## Enunciado 1:
No texto sobre a competência territorial das serventias extrajudiciais, fora de qual limite o artigo 9º da Lei 8.935/94 proíbe o tabelião de notas de praticar atos de seu ofício?
## Enunciado 2:
Dê sequência ao texto sobre a competência territorial das serventias extrajudiciais, começando logo após a última frase apresentada.

## Trecho selecionado:
Não pode ato administrativo ampliar a
competência territorial para permitir a instalação de serventia extrajudicial
em outra área geográfica. A regra definida em lei é a territorialidade, sendo
que eventuais exceções também devem ter assento em normativo legal.
Nesse sentido, é cristalino o artigo 9º
da Lei 8.935/94 ao determinar que o tabelião está impedido de praticar atos do
seu ofício fora dos limites territoriais da delegação: "O tabelião de
notas não poderá praticar atos de seu ofício fora do município para o qual
recebeu delegação".
De igual forma estão as disposições do
artigo 12 do referido dispositivo legal: "Aos oficiais de registro de
imóveis, de títulos e documentos e civis das pessoas jurídicas, civis das
pessoas naturais e de interdições e tutelas compete a prática dos atos
relacionados na legislação pertinente aos registros públicos, de que são
incumbidos, independentemente de prévia distribuição, mas sujeitos os oficiais
de registro de imóveis e civis das pessoas naturais às normas que definirem as
circunscrições geográficas".
Seguindo a orientação normativa em
debate, o Conselho Nacional de Justiça asseverou ser compulsória a observância
das leis de organização judiciária relativas à delimitação da competência
territorial de cada delegatário. Assim, não se divisa a possibilidade de
instalação de serventia em local diverso de sua competência definida em Lei,
vejamos:
"PEDIDO DE PROVIDÊNCIAS. OFÍCIO DE
REGISTRO CIVIL DE PESSOAS NATURAIS. TERRITORIALIDADE. SUCURSAL.
IMPOSSIBILIDADE. IMPROCEDÊNCIA. 1. Por força da regra da territorialidade, uma
vez definidos os limites geográficos de competência de determinada serventia,
não cabe ao Conselho Nacional de Justiça autorizar a instalação de sucursal ou
da própria serventia em localidade diversa. 2. A criação de serventias
extrajudiciais tem em consideração a necessidade de prestação de serviços
notariais e registrais à população e não a garantia de boa rentabilidade para
os titulares. 3. Pedido julgado improcedente" (CNJ — PP — Pedido de
Providências — Conselheiro — 0001388-74.2014.2.00.0000 — relatira GISELA GONDIN
RAMOS — 190ª Sessão Ordinária — julgado em 03/06/2014).

## Material fornecido:
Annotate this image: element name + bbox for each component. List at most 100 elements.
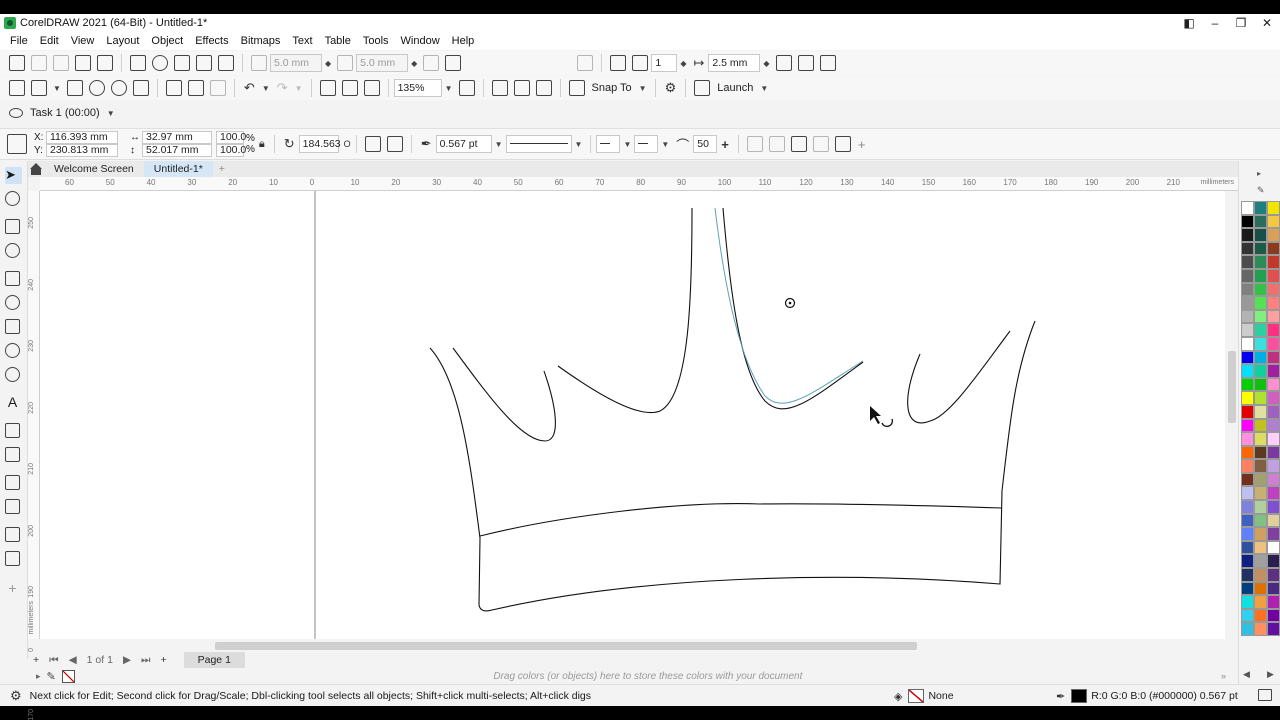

## Resposta final 1:
Fora do município para o qual recebeu delegação.

## Resposta final 2:
"RECURSO EM PROCEDIMENTO DE
CONTROLE ADMINISTRATIVO. TRIBUNAL DE JUSTIÇA DO ESTADO DE MINAS GERAIS. ATUAÇÃO
DE OFICIAIS DE REGISTRO CIVIL DAS PESSOAS NATURAIS COM ATRIBUIÇÕES NOTARIAIS.
DELIMITAÇÃO GEOGRÁFICA DA ÁREA DE ATUAÇÃO. AUTONOMIA ADMINISTRATIVA DOS
TRIBUNAIS. PROVIMENTO CONJUNTO N. 93/2020. AUSÊNCIA DE ILEGALIDADE. RECURSO
CONHECIDO E NÃO PROVIDO. I–Recurso Administrativo interposto contra decisão que
não conheceu do Procedimento de Controle Administrativo e determinou seu
arquivamento liminar, a teor do artigo 25, X, do Regimento Interno. II–A partir
de interpretação razoável e no exercício da autonomia administrativa conferida
pela Constituição Federal, o TJMG delimitou geograficamente a área de atuação de
cada delegação, observadas as condições locais e regionais e respeitado, no
caso dos oficiais de registro civil das pessoas naturais com atribuições
notariais, o limite máximo do território do distrito.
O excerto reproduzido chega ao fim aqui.